(begin)
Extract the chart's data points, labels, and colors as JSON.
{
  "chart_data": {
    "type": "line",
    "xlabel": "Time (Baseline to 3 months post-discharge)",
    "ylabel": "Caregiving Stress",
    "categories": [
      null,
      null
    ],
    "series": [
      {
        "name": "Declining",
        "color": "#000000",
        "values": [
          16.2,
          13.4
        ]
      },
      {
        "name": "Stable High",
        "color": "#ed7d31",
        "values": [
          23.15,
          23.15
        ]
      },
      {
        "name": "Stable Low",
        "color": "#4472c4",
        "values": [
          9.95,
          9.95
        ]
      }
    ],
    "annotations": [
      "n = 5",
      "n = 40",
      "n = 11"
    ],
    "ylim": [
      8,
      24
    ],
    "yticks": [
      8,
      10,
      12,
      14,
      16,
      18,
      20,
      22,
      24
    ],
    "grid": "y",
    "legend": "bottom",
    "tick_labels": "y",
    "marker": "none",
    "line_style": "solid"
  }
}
(end)
(begin)
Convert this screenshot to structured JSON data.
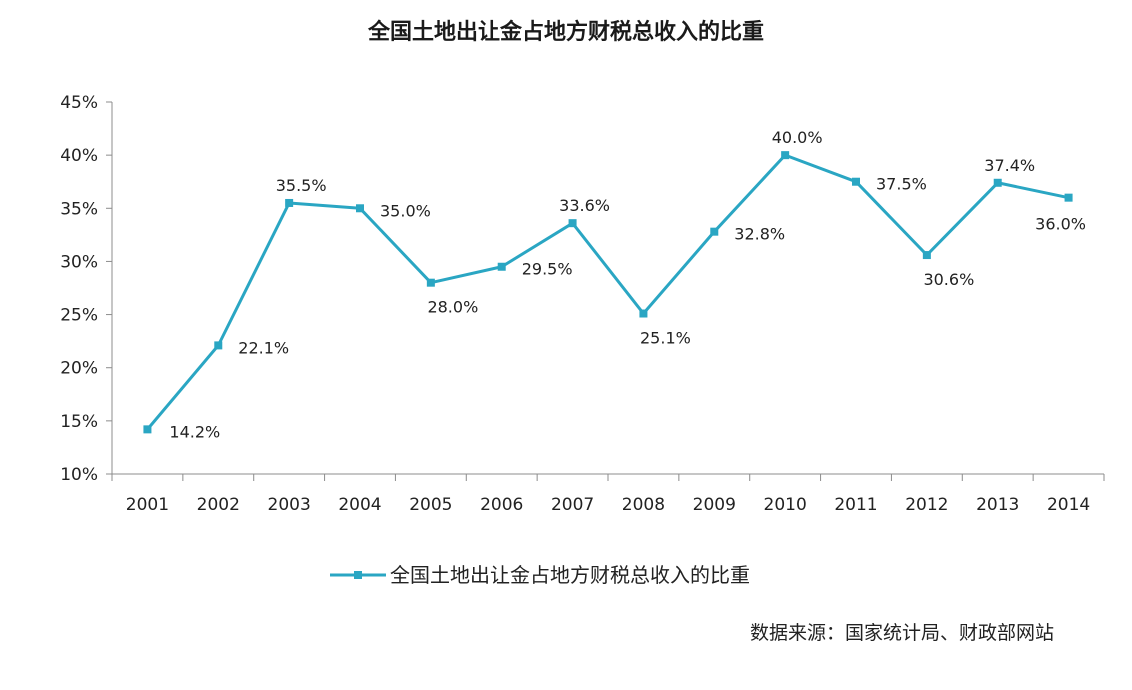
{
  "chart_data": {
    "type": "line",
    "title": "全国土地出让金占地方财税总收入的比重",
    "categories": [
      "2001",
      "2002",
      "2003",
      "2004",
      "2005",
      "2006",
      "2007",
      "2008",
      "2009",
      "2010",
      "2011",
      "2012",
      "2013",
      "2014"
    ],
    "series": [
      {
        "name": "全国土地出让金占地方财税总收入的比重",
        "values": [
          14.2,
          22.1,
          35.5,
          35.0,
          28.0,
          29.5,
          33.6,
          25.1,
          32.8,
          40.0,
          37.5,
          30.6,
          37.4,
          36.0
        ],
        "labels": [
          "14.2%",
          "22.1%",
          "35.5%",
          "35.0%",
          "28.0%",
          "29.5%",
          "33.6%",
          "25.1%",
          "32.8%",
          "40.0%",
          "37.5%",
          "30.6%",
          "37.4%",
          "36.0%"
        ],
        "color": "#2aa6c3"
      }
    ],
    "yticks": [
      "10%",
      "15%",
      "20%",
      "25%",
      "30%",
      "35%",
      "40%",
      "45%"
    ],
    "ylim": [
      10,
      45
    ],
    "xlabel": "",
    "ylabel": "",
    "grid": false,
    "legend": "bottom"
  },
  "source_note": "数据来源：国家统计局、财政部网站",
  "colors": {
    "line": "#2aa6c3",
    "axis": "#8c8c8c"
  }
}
(end)
■ **Your objective**: Using the records given above, list every line that includes the word "xlabel".

■ **Output of the task**:
    "xlabel": "Time (Baseline to 3 months post-discharge)",
    "xlabel": "",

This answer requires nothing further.